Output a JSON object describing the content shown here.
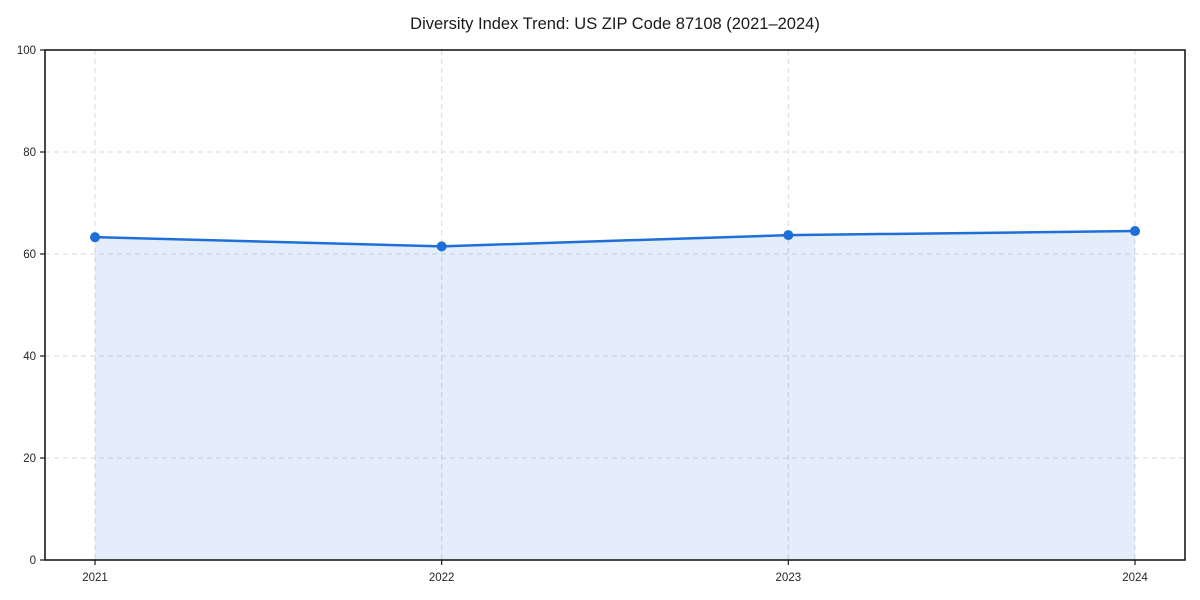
{
  "chart_data": {
    "type": "area",
    "title": "Diversity Index Trend: US ZIP Code 87108 (2021–2024)",
    "categories": [
      "2021",
      "2022",
      "2023",
      "2024"
    ],
    "series": [
      {
        "name": "Diversity Index",
        "values": [
          63.3,
          61.5,
          63.7,
          64.5
        ]
      }
    ],
    "xlabel": "",
    "ylabel": "",
    "ylim": [
      0,
      100
    ],
    "yticks": [
      0,
      20,
      40,
      60,
      80,
      100
    ],
    "grid": "dashed",
    "legend": "none",
    "colors": {
      "line": "#1f6fd8",
      "marker": "#1f6fd8",
      "fill": "#1f6fd8",
      "fill_opacity": 0.12,
      "grid": "#d9d9d9",
      "spine": "#1a1a1a",
      "tick_text": "#262626",
      "background": "#ffffff"
    }
  }
}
------
Aim
Every entry should be returned exactly as written, minus the pictures.

Exercise answer
Output a JSON object describing the content shown here.
{
  "chart_data": {
    "type": "area",
    "title": "Diversity Index Trend: US ZIP Code 87108 (2021–2024)",
    "categories": [
      "2021",
      "2022",
      "2023",
      "2024"
    ],
    "series": [
      {
        "name": "Diversity Index",
        "values": [
          63.3,
          61.5,
          63.7,
          64.5
        ]
      }
    ],
    "xlabel": "",
    "ylabel": "",
    "ylim": [
      0,
      100
    ],
    "yticks": [
      0,
      20,
      40,
      60,
      80,
      100
    ],
    "grid": "dashed",
    "legend": "none",
    "colors": {
      "line": "#1f6fd8",
      "marker": "#1f6fd8",
      "fill": "#1f6fd8",
      "fill_opacity": 0.12,
      "grid": "#d9d9d9",
      "spine": "#1a1a1a",
      "tick_text": "#262626",
      "background": "#ffffff"
    }
  }
}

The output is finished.